EXERCISE PROMPT:
Copy the passage on phenolic compounds in silage word for word, from "Regarding silages safety, high" through "from degradation .".

PAGE TEXT:
Regarding silages safety, high phenolic compound concentration gives us a hint of mould presence as many plant tissues accumulate phenolic compounds on their cell walls on interactions with fungal pathogens. Therefore, the accumulation process constitutes a protective mechanism against cell wall degradation, similar to the barrier provided by lignins, limiting the spread of pathogens . Nevertheless, their presence up to a certain threshold is actually considered to be positive, due to their antioxidant activity, ability to chelate metals, inhibit lipoxygenase and scavenge free radicals . Besides, phenolic compounds play an important role in the synthesis of the biological mimic cell wall, where they may also inhibit the diffusion of extracellular enzymes and toxins, protecting it from degradation .

DATA:
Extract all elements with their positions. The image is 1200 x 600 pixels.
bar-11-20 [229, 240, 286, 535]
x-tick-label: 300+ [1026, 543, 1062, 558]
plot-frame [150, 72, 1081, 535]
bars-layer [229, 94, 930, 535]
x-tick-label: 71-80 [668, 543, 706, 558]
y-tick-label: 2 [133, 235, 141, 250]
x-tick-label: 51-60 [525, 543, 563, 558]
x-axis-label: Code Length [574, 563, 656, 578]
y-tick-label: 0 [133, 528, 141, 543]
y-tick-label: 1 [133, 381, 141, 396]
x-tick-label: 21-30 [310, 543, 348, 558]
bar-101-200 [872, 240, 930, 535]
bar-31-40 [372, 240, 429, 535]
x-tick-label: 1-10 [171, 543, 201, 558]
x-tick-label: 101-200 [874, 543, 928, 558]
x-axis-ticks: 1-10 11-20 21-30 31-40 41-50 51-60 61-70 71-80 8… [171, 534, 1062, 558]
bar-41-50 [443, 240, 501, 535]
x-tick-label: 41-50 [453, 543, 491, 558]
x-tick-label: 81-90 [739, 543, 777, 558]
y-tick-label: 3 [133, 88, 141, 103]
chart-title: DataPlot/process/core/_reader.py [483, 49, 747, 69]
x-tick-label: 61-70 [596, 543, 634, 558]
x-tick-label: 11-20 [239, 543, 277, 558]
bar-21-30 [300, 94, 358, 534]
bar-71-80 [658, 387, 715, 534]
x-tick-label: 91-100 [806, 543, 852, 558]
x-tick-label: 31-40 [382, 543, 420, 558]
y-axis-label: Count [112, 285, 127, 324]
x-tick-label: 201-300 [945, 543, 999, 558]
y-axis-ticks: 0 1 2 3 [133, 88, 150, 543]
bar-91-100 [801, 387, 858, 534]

YOUR RESPONSE:
Regarding silages safety, high phenolic compound concentration gives us a hint of mould presence as many plant tissues accumulate phenolic compounds on their cell walls on interactions with fungal pathogens. Therefore, the accumulation process constitutes a protective mechanism against cell wall degradation, similar to the barrier provided by lignins, limiting the spread of pathogens . Nevertheless, their presence up to a certain threshold is actually considered to be positive, due to their antioxidant activity, ability to chelate metals, inhibit lipoxygenase and scavenge free radicals . Besides, phenolic compounds play an important role in the synthesis of the biological mimic cell wall, where they may also inhibit the diffusion of extracellular enzymes and toxins, protecting it from degradation .